What this task involves >> From the listing below, pick out each line with the word "altre".
[start of Material shown]
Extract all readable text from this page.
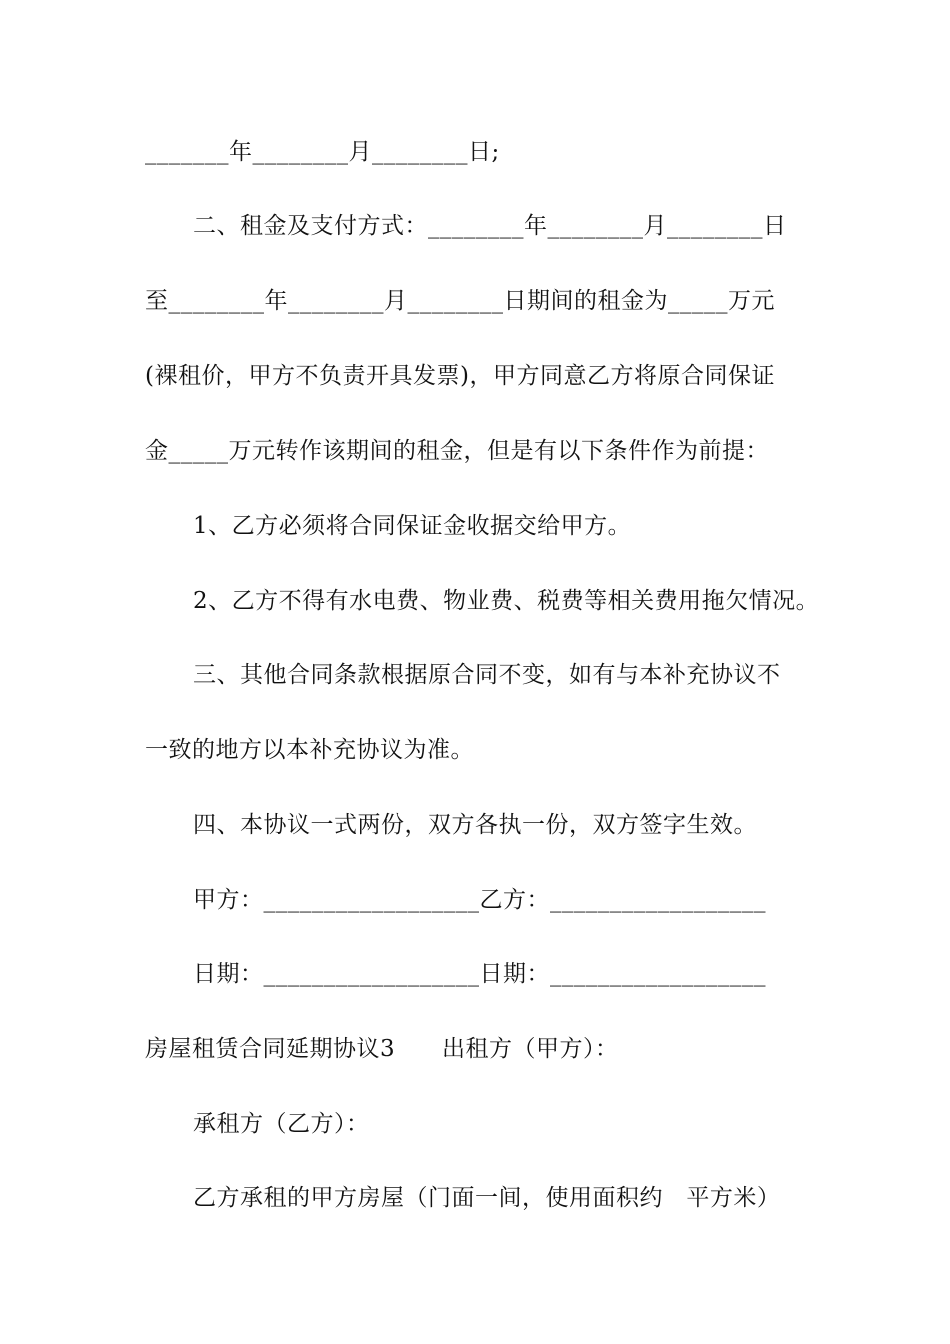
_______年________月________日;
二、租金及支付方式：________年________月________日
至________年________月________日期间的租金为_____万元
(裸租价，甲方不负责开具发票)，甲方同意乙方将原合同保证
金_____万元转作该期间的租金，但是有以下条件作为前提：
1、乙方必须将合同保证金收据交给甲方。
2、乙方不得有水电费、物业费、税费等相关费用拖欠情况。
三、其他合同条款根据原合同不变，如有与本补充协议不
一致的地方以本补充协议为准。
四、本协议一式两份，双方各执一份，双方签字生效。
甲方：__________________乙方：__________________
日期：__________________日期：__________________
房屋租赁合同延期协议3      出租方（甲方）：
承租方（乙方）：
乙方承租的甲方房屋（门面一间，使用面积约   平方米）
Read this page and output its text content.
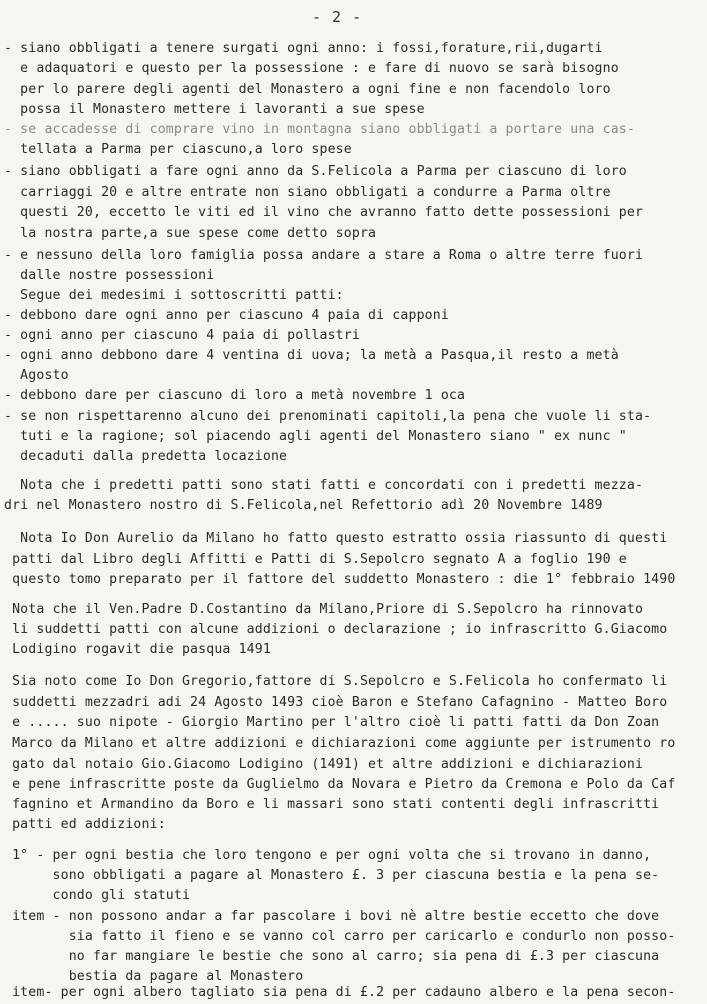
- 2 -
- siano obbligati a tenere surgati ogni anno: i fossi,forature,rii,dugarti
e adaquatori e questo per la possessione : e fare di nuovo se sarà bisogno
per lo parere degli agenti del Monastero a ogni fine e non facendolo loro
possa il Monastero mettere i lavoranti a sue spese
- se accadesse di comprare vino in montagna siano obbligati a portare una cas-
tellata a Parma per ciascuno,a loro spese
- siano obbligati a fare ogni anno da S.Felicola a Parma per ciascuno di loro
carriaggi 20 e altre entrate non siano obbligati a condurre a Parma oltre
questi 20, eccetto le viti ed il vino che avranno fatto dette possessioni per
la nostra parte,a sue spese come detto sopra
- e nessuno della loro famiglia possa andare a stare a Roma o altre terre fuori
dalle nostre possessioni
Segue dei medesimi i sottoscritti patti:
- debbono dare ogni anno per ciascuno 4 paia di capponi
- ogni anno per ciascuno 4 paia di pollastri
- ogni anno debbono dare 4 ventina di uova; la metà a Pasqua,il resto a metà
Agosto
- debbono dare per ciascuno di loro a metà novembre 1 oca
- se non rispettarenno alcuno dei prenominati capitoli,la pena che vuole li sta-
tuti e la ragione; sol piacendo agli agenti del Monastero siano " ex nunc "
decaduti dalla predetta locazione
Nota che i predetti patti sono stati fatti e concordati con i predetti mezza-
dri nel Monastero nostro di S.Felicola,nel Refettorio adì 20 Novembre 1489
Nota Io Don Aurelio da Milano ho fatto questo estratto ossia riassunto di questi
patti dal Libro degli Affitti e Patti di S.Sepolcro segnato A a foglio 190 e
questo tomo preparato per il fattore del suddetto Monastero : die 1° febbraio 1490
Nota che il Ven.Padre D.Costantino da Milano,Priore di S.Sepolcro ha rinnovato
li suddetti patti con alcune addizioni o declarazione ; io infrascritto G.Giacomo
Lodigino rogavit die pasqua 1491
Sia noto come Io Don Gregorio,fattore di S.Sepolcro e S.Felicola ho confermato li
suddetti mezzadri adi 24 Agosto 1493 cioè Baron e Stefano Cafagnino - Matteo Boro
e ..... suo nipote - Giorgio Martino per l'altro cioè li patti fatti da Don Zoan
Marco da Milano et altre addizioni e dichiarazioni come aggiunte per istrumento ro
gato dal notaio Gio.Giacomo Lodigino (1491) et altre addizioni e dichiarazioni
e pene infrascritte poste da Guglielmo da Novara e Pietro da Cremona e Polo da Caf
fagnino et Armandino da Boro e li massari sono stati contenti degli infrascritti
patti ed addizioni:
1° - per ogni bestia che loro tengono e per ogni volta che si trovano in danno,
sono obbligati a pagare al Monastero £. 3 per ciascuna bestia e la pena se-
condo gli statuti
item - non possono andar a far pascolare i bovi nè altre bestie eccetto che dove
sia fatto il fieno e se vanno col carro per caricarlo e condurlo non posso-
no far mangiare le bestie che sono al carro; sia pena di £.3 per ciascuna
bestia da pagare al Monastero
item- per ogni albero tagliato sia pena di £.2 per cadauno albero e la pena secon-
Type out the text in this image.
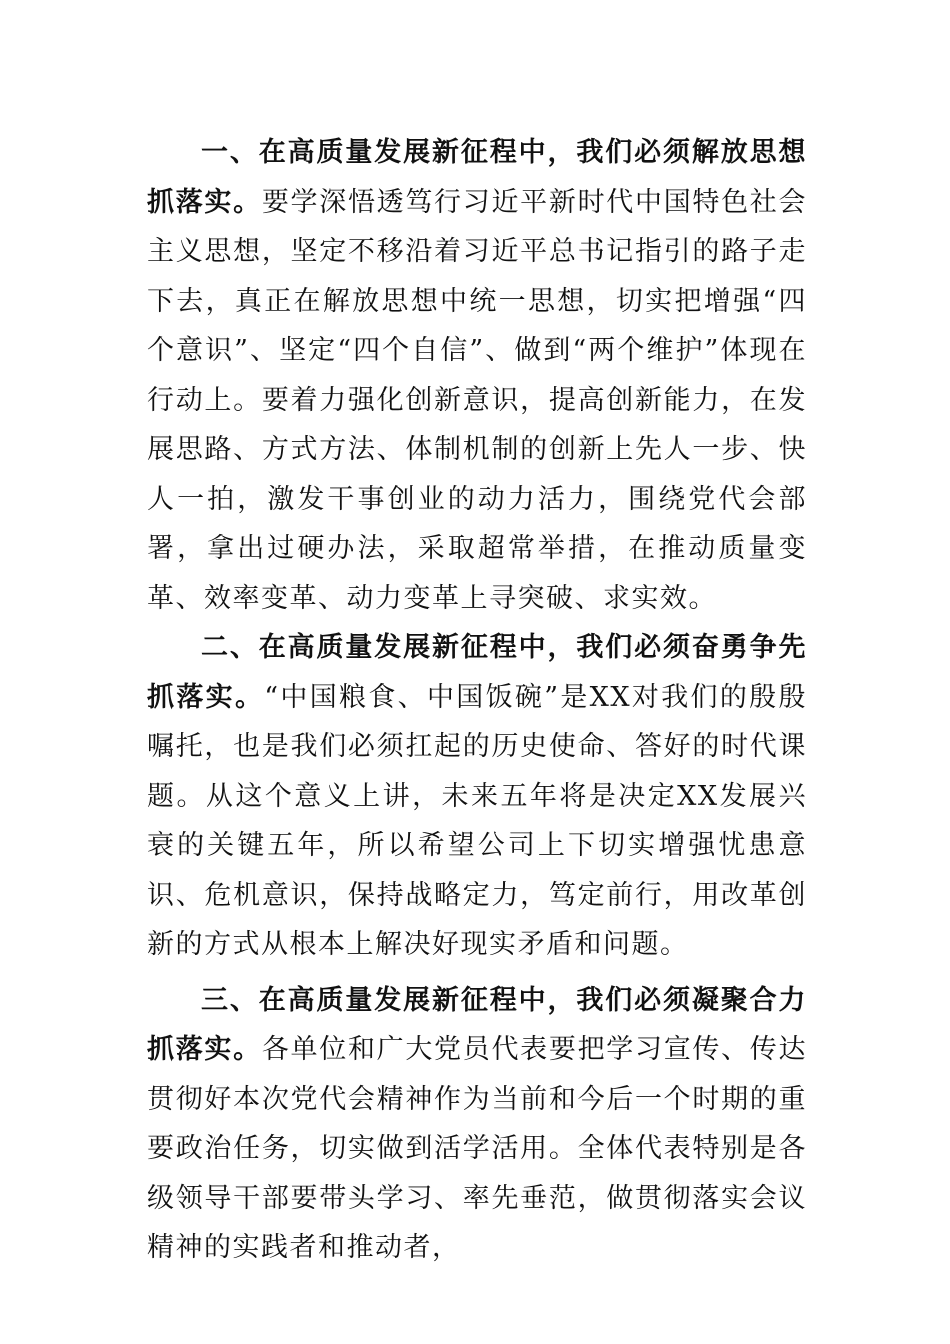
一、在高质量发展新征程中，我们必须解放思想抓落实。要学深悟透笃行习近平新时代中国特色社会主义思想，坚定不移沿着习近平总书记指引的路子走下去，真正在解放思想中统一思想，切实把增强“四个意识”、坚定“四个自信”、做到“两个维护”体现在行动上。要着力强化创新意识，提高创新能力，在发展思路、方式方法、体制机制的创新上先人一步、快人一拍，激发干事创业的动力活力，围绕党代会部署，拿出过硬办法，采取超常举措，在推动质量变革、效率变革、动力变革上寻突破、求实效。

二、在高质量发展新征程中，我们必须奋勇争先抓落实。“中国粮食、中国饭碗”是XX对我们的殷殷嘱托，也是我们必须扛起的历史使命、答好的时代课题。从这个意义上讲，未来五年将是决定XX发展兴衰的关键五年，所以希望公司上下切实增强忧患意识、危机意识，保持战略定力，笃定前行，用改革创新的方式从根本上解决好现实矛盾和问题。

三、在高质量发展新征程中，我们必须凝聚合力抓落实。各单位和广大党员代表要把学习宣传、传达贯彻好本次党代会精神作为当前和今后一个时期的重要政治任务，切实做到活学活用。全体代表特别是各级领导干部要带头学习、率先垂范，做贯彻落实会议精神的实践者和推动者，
[end of Material shown]
[start of Material shown]
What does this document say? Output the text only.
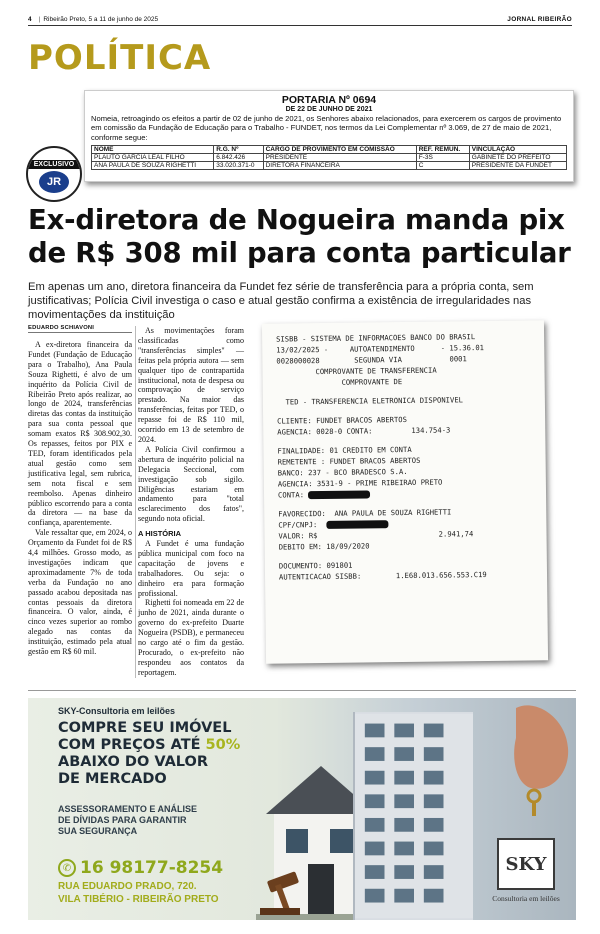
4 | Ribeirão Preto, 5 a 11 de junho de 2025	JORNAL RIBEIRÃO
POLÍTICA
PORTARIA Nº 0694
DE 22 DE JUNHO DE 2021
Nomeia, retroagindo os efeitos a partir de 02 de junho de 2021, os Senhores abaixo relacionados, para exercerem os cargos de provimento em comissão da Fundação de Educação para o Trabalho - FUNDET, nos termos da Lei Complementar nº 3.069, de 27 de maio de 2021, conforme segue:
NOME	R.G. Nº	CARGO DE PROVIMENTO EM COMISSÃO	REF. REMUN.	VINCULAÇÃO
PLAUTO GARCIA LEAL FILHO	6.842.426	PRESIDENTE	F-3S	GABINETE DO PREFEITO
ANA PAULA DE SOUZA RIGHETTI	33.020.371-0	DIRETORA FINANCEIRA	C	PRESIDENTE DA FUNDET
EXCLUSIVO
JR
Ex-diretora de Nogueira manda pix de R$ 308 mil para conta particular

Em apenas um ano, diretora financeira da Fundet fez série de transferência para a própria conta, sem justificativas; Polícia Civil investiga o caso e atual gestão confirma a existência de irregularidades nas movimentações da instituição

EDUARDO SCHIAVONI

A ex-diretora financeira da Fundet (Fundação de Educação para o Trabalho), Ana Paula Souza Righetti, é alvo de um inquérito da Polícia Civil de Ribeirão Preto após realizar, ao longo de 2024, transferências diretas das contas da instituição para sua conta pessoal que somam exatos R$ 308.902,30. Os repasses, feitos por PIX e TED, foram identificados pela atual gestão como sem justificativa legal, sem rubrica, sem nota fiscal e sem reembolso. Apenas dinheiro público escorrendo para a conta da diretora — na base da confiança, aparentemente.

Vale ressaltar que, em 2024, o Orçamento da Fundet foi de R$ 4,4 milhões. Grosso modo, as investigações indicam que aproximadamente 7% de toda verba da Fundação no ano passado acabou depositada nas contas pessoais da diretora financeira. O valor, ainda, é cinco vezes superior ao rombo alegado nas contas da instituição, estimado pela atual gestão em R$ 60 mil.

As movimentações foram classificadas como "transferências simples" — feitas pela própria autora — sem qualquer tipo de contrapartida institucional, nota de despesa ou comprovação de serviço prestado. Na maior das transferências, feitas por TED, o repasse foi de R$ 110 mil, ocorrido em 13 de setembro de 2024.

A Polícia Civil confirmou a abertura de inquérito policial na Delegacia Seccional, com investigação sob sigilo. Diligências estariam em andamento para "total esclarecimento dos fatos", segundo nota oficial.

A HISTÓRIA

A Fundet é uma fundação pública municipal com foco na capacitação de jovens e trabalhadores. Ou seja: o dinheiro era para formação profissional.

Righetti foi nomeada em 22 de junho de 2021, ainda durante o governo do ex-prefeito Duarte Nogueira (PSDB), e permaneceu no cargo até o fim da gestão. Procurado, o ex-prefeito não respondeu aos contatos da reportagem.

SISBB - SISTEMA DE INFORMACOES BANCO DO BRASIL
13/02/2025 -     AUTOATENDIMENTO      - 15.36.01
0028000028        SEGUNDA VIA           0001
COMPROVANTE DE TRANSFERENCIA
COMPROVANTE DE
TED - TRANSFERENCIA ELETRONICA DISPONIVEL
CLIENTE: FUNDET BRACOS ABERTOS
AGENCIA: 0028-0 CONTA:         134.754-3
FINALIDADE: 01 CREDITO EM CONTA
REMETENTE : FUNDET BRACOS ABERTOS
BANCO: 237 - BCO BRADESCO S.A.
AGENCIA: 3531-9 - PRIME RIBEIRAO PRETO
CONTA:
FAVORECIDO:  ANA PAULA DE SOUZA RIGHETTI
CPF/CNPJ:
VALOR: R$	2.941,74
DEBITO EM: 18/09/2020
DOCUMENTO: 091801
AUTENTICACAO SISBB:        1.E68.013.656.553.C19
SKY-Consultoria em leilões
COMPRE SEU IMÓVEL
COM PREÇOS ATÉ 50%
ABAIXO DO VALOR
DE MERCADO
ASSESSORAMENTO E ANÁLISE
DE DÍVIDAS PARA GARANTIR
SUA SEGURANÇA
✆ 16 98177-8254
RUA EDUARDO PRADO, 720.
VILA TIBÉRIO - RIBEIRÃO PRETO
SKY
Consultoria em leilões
[end of Material shown]
Answer to the exercise >>
carriaggi 20 e altre entrate non siano obbligati a condurre a Parma oltre
- e nessuno della loro famiglia possa andare a stare a Roma o altre terre fuori
Marco da Milano et altre addizioni e dichiarazioni come aggiunte per istrumento ro
gato dal notaio Gio.Giacomo Lodigino (1491) et altre addizioni e dichiarazioni
item - non possono andar a far pascolare i bovi nè altre bestie eccetto che dove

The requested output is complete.